(Aim)
Will you print the material below without altering a single character?

===== Material to process

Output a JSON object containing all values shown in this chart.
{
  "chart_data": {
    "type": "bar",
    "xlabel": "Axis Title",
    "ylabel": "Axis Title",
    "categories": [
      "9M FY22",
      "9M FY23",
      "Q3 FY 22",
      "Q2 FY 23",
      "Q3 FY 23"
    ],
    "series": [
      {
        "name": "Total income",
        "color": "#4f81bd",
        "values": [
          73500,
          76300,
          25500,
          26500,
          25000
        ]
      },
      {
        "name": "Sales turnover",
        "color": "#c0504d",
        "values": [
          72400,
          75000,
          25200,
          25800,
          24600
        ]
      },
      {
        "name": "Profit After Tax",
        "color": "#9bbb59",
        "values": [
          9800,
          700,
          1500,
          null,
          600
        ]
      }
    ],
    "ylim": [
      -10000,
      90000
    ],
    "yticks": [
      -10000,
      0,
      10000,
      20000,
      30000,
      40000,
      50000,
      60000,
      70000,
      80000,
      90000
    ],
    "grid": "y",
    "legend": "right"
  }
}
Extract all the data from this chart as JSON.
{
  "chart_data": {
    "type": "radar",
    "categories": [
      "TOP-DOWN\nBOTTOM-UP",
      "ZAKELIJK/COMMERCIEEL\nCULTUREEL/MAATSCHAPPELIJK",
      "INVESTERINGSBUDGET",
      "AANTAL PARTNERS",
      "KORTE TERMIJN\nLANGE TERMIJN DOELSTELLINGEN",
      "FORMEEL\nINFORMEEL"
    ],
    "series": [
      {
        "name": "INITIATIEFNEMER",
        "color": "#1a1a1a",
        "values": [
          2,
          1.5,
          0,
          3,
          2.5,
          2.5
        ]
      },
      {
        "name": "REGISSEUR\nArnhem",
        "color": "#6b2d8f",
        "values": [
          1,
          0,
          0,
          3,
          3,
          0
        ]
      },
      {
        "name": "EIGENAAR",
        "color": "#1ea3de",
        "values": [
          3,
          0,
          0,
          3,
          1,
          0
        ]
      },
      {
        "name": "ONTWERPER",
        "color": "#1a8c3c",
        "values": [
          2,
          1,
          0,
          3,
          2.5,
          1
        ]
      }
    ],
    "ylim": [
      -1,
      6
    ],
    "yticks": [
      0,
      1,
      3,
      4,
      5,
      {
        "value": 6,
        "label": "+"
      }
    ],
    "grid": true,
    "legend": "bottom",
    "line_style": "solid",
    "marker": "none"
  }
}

==========

(The answer)
Output a JSON object containing all values shown in this chart.
{
  "chart_data": {
    "type": "bar",
    "xlabel": "Axis Title",
    "ylabel": "Axis Title",
    "categories": [
      "9M FY22",
      "9M FY23",
      "Q3 FY 22",
      "Q2 FY 23",
      "Q3 FY 23"
    ],
    "series": [
      {
        "name": "Total income",
        "color": "#4f81bd",
        "values": [
          73500,
          76300,
          25500,
          26500,
          25000
        ]
      },
      {
        "name": "Sales turnover",
        "color": "#c0504d",
        "values": [
          72400,
          75000,
          25200,
          25800,
          24600
        ]
      },
      {
        "name": "Profit After Tax",
        "color": "#9bbb59",
        "values": [
          9800,
          700,
          1500,
          null,
          600
        ]
      }
    ],
    "ylim": [
      -10000,
      90000
    ],
    "yticks": [
      -10000,
      0,
      10000,
      20000,
      30000,
      40000,
      50000,
      60000,
      70000,
      80000,
      90000
    ],
    "grid": "y",
    "legend": "right"
  }
}
Extract all the data from this chart as JSON.
{
  "chart_data": {
    "type": "radar",
    "categories": [
      "TOP-DOWN\nBOTTOM-UP",
      "ZAKELIJK/COMMERCIEEL\nCULTUREEL/MAATSCHAPPELIJK",
      "INVESTERINGSBUDGET",
      "AANTAL PARTNERS",
      "KORTE TERMIJN\nLANGE TERMIJN DOELSTELLINGEN",
      "FORMEEL\nINFORMEEL"
    ],
    "series": [
      {
        "name": "INITIATIEFNEMER",
        "color": "#1a1a1a",
        "values": [
          2,
          1.5,
          0,
          3,
          2.5,
          2.5
        ]
      },
      {
        "name": "REGISSEUR\nArnhem",
        "color": "#6b2d8f",
        "values": [
          1,
          0,
          0,
          3,
          3,
          0
        ]
      },
      {
        "name": "EIGENAAR",
        "color": "#1ea3de",
        "values": [
          3,
          0,
          0,
          3,
          1,
          0
        ]
      },
      {
        "name": "ONTWERPER",
        "color": "#1a8c3c",
        "values": [
          2,
          1,
          0,
          3,
          2.5,
          1
        ]
      }
    ],
    "ylim": [
      -1,
      6
    ],
    "yticks": [
      0,
      1,
      3,
      4,
      5,
      {
        "value": 6,
        "label": "+"
      }
    ],
    "grid": true,
    "legend": "bottom",
    "line_style": "solid",
    "marker": "none"
  }
}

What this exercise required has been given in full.